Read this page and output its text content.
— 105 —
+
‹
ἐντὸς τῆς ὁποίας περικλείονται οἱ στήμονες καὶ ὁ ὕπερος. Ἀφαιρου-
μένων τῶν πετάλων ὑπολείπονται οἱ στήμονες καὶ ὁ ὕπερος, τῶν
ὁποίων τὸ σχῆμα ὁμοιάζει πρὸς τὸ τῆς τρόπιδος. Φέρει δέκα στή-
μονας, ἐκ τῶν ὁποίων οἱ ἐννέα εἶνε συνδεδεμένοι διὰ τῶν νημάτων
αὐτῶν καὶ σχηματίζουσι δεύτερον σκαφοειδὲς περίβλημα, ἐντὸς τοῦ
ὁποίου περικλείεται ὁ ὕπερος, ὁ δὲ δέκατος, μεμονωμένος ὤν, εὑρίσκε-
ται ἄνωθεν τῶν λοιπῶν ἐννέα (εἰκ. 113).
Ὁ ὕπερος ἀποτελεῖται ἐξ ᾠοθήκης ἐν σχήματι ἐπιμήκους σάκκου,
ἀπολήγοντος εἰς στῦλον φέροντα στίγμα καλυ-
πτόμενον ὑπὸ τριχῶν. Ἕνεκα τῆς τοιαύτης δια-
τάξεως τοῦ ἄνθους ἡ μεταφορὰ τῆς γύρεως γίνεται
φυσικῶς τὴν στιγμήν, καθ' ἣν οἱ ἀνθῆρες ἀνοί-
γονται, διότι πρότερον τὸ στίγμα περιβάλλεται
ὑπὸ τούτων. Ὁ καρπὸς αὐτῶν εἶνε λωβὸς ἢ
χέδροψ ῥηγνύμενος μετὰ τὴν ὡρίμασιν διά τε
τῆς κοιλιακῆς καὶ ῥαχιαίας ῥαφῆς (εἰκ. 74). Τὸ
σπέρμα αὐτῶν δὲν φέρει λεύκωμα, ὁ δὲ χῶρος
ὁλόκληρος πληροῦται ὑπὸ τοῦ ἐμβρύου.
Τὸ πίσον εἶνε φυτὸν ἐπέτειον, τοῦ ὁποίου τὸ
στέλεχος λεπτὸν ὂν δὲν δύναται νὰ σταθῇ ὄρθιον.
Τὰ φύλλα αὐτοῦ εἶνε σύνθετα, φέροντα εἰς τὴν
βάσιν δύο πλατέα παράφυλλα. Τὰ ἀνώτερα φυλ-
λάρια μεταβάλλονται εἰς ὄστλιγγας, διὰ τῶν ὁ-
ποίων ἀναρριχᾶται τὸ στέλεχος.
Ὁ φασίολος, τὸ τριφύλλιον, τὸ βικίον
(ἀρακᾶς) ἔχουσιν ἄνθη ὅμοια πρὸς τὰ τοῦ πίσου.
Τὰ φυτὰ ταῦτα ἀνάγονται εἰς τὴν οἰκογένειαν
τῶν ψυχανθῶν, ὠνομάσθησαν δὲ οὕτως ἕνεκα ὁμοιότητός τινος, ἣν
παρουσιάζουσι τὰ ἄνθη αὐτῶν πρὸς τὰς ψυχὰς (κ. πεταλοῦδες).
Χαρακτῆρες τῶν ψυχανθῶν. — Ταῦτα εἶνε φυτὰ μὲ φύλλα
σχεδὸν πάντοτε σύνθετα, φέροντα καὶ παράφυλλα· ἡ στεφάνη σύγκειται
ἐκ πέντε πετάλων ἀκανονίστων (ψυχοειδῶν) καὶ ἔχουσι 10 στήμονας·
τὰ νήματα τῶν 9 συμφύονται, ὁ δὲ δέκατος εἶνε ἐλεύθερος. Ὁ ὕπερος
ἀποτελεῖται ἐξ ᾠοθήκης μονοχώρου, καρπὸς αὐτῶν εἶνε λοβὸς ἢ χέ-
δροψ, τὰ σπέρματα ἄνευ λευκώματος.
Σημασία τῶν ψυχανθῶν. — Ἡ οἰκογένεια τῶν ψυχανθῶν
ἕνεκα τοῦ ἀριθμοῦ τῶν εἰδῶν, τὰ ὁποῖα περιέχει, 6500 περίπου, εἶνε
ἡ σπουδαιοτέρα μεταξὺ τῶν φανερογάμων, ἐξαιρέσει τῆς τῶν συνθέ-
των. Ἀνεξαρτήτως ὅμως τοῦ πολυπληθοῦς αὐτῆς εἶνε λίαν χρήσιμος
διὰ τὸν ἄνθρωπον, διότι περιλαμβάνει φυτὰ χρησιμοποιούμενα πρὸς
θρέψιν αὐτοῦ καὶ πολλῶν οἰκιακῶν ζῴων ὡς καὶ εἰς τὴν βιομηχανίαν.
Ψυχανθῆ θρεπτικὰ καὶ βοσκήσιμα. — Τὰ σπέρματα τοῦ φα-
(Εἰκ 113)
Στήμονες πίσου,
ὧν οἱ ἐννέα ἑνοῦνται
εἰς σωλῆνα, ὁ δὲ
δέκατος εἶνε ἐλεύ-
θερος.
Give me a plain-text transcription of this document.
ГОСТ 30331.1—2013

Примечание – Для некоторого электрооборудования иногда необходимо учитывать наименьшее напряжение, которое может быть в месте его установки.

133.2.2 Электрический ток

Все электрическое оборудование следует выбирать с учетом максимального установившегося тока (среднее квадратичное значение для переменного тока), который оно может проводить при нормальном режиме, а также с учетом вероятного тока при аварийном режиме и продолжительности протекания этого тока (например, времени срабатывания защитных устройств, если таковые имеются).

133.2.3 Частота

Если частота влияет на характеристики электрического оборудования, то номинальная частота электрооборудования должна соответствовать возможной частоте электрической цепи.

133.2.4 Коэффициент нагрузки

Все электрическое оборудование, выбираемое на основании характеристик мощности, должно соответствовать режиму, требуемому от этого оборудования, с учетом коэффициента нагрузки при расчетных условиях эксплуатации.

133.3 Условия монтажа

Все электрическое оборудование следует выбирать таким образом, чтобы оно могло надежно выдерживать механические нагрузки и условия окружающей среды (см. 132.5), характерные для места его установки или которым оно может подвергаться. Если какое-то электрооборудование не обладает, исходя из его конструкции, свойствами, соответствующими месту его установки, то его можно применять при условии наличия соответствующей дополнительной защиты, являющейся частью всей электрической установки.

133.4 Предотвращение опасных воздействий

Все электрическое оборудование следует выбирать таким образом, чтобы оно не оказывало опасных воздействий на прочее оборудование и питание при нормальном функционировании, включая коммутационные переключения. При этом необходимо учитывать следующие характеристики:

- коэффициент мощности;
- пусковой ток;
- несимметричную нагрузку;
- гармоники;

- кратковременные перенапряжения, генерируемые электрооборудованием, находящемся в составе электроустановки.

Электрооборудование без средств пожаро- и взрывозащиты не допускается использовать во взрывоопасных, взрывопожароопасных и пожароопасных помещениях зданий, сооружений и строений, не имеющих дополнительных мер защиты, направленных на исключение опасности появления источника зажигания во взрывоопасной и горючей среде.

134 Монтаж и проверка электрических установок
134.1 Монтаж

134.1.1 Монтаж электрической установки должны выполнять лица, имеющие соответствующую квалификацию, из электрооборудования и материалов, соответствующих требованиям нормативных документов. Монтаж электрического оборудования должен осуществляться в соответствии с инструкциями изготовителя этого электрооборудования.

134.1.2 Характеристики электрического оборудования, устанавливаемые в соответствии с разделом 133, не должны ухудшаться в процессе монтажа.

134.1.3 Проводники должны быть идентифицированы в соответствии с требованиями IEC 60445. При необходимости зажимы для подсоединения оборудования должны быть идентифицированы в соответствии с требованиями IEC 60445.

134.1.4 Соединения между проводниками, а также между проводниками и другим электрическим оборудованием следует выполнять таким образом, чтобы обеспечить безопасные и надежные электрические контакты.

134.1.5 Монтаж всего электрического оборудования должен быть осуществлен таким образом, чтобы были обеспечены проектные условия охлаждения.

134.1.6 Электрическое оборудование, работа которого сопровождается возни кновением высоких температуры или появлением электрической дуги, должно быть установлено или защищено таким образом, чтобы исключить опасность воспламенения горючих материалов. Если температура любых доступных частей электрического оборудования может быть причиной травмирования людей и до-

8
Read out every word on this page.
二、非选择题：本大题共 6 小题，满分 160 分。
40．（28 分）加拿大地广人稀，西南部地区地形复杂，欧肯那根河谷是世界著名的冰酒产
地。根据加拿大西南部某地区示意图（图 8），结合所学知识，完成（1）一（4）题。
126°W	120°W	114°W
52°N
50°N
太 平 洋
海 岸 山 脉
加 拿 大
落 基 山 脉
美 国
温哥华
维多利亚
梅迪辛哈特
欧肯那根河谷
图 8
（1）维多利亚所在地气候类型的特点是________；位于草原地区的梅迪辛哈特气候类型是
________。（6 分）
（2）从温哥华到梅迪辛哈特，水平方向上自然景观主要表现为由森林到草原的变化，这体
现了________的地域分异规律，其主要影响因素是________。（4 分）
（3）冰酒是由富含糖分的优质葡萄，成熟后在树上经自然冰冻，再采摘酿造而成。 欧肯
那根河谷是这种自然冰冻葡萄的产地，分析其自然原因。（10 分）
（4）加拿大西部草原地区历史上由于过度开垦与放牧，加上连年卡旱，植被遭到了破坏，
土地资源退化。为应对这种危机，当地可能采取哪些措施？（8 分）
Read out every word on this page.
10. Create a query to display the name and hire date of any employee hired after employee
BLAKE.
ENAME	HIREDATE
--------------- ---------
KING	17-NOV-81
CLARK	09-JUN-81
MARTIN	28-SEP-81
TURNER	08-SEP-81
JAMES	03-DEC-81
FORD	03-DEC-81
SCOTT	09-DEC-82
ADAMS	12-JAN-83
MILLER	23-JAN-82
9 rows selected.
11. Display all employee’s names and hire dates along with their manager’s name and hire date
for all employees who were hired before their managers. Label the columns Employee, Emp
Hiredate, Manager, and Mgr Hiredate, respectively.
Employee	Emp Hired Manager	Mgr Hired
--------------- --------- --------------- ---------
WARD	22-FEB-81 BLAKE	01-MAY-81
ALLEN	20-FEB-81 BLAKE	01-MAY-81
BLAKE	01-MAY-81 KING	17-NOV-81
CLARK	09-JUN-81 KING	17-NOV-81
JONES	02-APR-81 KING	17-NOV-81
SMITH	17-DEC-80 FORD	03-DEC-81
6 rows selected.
::::::::::
== What is expected ==
List all lines above in which the string "CLARK" appears.

== Exercise solution ==
CLARK	09-JUN-81
CLARK	09-JUN-81 KING	17-NOV-81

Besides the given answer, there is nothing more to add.